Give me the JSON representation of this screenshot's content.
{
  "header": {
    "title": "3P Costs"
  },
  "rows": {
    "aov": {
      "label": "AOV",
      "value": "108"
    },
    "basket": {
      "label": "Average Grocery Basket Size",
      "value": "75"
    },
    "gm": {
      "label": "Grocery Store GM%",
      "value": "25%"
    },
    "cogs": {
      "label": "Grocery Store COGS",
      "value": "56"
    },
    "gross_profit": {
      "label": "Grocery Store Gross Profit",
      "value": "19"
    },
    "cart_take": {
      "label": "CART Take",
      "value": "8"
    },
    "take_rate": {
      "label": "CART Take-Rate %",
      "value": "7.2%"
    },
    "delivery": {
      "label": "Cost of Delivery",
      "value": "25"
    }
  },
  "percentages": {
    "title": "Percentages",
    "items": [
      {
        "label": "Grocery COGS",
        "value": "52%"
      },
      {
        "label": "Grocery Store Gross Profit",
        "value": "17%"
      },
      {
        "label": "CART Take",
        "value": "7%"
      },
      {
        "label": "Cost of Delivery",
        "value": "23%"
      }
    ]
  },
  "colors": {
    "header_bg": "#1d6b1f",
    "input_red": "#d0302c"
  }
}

Written exercise
What is the number of lines in the data above that include the word "Store"? Answer with that number only.

The result
4